Records from a collection of figures:
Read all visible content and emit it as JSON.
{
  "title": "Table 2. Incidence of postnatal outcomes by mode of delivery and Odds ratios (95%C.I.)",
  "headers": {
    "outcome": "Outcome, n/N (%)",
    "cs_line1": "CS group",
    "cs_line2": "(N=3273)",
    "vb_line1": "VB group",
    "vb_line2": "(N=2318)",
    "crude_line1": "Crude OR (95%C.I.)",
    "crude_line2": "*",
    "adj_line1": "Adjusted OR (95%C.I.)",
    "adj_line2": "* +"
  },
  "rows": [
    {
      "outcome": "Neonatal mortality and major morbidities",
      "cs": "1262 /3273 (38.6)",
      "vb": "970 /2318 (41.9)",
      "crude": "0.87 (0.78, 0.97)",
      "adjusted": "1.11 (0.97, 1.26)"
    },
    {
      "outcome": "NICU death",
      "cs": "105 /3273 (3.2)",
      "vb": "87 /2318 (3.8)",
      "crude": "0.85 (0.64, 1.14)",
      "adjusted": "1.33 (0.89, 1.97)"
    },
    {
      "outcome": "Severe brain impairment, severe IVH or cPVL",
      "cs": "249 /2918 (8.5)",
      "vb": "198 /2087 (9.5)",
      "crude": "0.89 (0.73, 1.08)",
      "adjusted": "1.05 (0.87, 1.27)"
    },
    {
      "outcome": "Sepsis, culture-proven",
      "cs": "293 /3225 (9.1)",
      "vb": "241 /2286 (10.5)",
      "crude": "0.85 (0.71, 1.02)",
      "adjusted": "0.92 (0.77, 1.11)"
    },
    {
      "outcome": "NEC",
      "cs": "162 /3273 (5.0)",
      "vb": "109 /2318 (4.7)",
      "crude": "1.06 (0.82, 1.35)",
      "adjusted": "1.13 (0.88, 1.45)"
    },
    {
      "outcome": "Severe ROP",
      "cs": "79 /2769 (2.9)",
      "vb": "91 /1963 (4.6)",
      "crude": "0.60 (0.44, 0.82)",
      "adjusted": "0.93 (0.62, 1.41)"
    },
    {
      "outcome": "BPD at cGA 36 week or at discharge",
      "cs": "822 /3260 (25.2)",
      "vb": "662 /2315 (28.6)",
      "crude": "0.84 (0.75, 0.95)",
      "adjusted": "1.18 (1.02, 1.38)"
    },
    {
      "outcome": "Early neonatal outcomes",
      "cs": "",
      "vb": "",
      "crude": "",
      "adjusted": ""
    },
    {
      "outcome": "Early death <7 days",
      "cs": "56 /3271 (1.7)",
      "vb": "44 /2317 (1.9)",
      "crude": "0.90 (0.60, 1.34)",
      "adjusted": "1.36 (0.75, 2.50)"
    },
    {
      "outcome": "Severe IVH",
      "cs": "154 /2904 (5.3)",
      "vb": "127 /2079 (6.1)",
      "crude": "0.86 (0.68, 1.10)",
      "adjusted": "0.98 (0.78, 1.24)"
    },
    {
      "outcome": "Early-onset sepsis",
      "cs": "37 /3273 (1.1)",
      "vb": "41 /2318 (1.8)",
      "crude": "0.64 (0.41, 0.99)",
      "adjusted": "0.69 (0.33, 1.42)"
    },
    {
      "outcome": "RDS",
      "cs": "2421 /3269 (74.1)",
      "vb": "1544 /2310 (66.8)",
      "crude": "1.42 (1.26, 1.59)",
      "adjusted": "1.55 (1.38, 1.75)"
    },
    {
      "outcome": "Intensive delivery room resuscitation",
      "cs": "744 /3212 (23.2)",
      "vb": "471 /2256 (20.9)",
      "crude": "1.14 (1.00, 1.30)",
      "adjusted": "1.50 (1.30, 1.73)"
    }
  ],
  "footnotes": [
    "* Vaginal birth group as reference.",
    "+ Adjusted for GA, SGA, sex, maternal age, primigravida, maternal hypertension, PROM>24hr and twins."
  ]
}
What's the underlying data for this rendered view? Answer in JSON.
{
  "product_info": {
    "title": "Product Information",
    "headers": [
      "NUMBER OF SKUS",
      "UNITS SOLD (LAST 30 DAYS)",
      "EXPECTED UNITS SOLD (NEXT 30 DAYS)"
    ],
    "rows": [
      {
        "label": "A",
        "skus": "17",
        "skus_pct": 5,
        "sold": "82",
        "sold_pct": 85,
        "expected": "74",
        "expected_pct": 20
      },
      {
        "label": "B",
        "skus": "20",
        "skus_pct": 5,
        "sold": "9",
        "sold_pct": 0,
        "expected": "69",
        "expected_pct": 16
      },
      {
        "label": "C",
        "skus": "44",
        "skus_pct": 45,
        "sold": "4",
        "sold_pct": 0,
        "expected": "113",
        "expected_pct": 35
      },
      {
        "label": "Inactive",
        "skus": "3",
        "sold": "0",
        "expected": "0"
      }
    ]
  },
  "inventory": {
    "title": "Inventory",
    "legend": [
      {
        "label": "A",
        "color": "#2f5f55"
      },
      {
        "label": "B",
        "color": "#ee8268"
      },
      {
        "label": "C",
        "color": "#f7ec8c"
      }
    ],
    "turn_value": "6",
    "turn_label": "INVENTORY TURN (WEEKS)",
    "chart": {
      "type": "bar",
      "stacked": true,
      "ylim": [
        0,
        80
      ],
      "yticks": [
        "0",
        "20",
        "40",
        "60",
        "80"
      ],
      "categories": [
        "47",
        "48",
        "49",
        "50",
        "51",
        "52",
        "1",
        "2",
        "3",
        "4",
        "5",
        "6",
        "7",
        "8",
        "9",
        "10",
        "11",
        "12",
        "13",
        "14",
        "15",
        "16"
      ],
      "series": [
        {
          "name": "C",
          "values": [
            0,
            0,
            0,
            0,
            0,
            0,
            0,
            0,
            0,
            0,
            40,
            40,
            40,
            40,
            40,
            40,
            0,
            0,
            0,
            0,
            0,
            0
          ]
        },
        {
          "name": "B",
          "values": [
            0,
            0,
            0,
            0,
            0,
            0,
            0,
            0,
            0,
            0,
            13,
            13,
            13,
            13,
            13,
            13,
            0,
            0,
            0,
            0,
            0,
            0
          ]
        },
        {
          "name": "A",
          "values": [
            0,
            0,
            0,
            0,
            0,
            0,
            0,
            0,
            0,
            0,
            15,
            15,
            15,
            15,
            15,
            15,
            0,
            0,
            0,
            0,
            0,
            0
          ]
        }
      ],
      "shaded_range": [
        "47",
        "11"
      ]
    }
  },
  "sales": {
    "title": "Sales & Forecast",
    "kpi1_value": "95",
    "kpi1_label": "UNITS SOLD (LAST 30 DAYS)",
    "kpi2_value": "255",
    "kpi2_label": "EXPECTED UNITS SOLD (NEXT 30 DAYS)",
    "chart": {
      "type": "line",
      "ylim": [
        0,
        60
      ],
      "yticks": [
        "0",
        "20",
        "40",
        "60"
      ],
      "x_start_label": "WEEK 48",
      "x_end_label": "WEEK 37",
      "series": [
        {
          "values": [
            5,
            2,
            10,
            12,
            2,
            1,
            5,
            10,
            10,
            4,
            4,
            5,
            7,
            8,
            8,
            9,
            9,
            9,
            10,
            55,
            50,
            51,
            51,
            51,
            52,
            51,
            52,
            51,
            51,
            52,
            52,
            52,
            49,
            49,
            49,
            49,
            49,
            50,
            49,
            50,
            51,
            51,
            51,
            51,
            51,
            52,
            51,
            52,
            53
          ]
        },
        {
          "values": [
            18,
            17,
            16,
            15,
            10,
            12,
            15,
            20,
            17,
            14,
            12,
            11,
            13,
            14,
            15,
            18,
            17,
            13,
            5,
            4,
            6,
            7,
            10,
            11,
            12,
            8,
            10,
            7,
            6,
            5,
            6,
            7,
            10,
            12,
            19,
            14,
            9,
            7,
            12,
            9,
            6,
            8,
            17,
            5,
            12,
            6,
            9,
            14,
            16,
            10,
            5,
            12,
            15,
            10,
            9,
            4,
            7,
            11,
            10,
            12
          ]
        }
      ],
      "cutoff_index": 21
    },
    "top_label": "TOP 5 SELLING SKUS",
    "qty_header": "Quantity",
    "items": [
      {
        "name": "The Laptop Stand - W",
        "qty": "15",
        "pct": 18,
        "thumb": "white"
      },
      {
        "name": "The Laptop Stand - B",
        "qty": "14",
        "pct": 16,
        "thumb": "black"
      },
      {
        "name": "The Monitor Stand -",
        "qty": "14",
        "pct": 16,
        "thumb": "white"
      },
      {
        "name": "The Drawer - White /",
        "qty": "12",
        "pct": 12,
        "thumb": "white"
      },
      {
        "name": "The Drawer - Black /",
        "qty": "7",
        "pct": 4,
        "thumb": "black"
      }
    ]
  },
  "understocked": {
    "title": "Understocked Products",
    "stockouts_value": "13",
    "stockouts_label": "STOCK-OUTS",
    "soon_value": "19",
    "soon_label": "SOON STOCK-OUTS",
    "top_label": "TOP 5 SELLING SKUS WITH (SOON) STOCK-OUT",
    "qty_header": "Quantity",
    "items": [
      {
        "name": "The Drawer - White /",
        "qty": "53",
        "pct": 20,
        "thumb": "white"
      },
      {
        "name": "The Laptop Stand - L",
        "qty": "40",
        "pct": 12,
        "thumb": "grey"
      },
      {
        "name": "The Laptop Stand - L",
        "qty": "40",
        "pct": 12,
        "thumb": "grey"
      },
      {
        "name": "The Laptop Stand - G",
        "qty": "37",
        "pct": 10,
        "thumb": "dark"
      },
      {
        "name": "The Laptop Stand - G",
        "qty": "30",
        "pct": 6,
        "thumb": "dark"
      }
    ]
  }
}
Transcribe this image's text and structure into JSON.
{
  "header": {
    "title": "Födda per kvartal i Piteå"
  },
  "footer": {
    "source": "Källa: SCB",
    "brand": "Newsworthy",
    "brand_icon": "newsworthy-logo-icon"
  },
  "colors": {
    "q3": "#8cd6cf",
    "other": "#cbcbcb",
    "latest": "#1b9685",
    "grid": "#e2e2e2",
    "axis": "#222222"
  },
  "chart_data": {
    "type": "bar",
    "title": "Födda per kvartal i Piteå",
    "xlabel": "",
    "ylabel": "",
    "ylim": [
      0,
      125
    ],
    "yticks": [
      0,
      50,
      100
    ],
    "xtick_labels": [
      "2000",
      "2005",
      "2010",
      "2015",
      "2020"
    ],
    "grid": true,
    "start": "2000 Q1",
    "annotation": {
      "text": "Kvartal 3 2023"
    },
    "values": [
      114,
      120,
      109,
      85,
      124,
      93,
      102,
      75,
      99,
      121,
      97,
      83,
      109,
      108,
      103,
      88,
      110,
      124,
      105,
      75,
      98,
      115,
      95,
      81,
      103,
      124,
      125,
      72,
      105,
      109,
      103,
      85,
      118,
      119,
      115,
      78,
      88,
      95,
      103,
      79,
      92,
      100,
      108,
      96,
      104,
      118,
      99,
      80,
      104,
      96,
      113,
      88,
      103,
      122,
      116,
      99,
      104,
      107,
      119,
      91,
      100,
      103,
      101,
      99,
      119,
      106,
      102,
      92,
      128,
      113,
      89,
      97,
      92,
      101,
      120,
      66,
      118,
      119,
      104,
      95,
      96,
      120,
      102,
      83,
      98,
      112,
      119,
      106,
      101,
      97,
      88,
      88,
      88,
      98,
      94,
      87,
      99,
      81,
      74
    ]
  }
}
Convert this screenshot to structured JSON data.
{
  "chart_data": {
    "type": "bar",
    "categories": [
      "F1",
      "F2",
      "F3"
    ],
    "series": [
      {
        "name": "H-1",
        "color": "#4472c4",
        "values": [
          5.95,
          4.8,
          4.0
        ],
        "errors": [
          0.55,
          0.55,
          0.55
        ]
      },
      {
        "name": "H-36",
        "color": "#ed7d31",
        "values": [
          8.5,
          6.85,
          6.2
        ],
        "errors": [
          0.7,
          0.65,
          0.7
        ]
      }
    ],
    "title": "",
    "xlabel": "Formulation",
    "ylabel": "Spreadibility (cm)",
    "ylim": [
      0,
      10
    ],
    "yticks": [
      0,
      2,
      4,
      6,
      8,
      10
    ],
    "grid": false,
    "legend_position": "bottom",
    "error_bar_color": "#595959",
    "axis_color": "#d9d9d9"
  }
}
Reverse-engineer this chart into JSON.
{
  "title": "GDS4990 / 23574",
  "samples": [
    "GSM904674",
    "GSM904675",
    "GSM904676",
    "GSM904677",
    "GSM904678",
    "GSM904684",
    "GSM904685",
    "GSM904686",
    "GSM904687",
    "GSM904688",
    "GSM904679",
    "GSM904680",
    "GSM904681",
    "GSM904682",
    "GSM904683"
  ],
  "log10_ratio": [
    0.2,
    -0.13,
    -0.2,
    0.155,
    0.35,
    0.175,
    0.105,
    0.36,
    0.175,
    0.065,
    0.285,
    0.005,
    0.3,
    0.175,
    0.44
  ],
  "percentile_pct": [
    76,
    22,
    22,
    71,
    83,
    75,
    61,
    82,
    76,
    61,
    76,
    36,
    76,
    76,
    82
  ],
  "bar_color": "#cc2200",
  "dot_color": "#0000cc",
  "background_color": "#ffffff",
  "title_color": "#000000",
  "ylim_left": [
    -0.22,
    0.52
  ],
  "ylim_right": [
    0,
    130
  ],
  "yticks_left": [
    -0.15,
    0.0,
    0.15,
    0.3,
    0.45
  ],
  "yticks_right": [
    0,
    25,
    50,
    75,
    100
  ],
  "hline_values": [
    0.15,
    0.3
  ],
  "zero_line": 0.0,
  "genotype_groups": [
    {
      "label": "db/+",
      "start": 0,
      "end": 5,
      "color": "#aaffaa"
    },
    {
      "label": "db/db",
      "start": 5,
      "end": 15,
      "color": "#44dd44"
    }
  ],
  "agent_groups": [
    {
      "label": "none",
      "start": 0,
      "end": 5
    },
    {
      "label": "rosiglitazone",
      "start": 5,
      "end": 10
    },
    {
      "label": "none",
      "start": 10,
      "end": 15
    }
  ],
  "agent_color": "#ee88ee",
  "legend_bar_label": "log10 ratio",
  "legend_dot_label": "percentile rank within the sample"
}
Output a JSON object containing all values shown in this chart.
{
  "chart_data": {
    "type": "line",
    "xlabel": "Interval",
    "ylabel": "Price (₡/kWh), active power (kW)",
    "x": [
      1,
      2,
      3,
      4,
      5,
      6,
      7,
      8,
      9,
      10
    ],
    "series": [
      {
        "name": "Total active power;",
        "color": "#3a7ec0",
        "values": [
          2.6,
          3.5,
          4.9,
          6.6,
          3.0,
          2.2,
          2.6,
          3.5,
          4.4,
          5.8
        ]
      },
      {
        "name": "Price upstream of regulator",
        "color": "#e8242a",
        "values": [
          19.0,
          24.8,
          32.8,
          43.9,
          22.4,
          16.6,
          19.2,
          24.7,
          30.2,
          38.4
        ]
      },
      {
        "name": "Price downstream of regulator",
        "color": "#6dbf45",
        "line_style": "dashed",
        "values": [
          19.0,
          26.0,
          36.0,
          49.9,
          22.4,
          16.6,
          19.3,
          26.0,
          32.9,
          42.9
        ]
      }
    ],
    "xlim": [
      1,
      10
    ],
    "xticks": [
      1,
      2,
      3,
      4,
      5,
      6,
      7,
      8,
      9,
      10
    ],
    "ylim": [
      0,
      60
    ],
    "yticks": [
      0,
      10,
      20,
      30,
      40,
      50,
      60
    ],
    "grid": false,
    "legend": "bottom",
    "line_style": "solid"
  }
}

(GIVEN INSTRUCTION)
Figure out how many lines of the data above include "Födda", then give the number and nothing more.

(PROBLEM SOLUTION)
2